**Page extract**
It’s been said that understanding what things are like…
is a large step toward understanding what things are.
I kinda like these multi-part posts. I think we’ll embark on a ride comprising more than a Pt. I and Pt. II… perhaps even beyond a Pt. III! I know what you’re thinking… is he crazy? Can we hang? Yes, yes… I’m crazy. :^)
But to get down to it: In many business-technology endeavors there blooms a confusion as to who should do what. This is especially true when going down a new and unfamiliar path. Business frequently thinks that anything involving a technical support structure means that most of the responsibility and activity belongs in the IT department.
In fact, I’m aware of some folks who just procured and implemented a new Association Management System (AMS). It can work “out of the box,” and is also fully customizable – and the aforementioned folks have made a sizable investment in crafting a hand-in-glove fit to business.
It’s meant to run the whole show: Customer Records Management (CRM), membership, registration, meetings, products, purchases, enrollments, training, publications (an online bookstore, too), financials, eCommerce – it’s their whole business, their whole world…
And yet… many of the staff treat the AMS as if it’s “IT’s database.” That’s incredibly limited thinking. Worse, business staff consider data security and integrity an IT problem. That is wrong: Everyone is responsible for security and integrity of data. End user security responsibilities are fairly obvious: Don’t lose laptops, portable drives, flash drives, etc. As to integrity, business has this issue at their very fingertips: Don’t make unauthorized exposures online; data solicitation and entry must be responsible and accurate; reports parameters and outputs must be true, and so on.

**Objectives**
**1)** Duplicate the stretch from "It’s been said" through "the IT department." in the post on data responsibility.
**2)** Can you set down, word for word, the stretch of the records from their first line through the line containing "basket-icon [166,825,249,851]"?

[Region and label listings]
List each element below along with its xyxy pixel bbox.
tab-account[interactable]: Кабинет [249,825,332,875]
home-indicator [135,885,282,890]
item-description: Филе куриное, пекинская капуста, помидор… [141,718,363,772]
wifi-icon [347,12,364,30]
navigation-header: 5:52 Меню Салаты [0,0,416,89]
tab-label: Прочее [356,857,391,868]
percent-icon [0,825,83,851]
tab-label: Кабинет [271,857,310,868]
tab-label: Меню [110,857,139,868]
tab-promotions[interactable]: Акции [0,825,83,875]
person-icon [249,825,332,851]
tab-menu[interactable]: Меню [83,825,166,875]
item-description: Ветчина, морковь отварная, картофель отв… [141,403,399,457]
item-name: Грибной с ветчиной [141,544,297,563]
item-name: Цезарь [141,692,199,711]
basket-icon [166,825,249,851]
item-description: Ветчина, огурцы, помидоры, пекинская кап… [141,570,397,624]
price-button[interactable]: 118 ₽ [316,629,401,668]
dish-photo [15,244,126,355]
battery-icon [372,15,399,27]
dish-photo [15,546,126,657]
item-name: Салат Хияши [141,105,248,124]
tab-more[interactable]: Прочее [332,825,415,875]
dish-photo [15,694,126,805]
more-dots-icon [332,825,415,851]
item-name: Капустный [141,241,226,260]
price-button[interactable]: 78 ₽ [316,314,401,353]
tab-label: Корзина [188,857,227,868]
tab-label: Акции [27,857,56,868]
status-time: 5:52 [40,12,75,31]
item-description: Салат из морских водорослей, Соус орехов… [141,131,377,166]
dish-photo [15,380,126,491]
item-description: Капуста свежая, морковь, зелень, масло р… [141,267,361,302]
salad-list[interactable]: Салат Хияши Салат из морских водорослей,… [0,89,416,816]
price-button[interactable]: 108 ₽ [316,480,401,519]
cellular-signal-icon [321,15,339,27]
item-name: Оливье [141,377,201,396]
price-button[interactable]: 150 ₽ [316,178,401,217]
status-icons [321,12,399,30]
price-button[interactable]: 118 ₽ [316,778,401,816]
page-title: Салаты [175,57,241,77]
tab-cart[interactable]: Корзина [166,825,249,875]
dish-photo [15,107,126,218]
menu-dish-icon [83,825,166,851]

**Replies**
**1)**
It’s been said that understanding what things are like…
is a large step toward understanding what things are.
I kinda like these multi-part posts. I think we’ll embark on a ride comprising more than a Pt. I and Pt. II… perhaps even beyond a Pt. III! I know what you’re thinking… is he crazy? Can we hang? Yes, yes… I’m crazy. :^)
But to get down to it: In many business-technology endeavors there blooms a confusion as to who should do what. This is especially true when going down a new and unfamiliar path. Business frequently thinks that anything involving a technical support structure means that most of the responsibility and activity belongs in the IT department.

**2)**
List each element below along with its xyxy pixel bbox.
tab-account[interactable]: Кабинет [249,825,332,875]
home-indicator [135,885,282,890]
item-description: Филе куриное, пекинская капуста, помидор… [141,718,363,772]
wifi-icon [347,12,364,30]
navigation-header: 5:52 Меню Салаты [0,0,416,89]
tab-label: Прочее [356,857,391,868]
percent-icon [0,825,83,851]
tab-label: Кабинет [271,857,310,868]
tab-label: Меню [110,857,139,868]
tab-promotions[interactable]: Акции [0,825,83,875]
person-icon [249,825,332,851]
tab-menu[interactable]: Меню [83,825,166,875]
item-description: Ветчина, морковь отварная, картофель отв… [141,403,399,457]
item-name: Грибной с ветчиной [141,544,297,563]
item-name: Цезарь [141,692,199,711]
basket-icon [166,825,249,851]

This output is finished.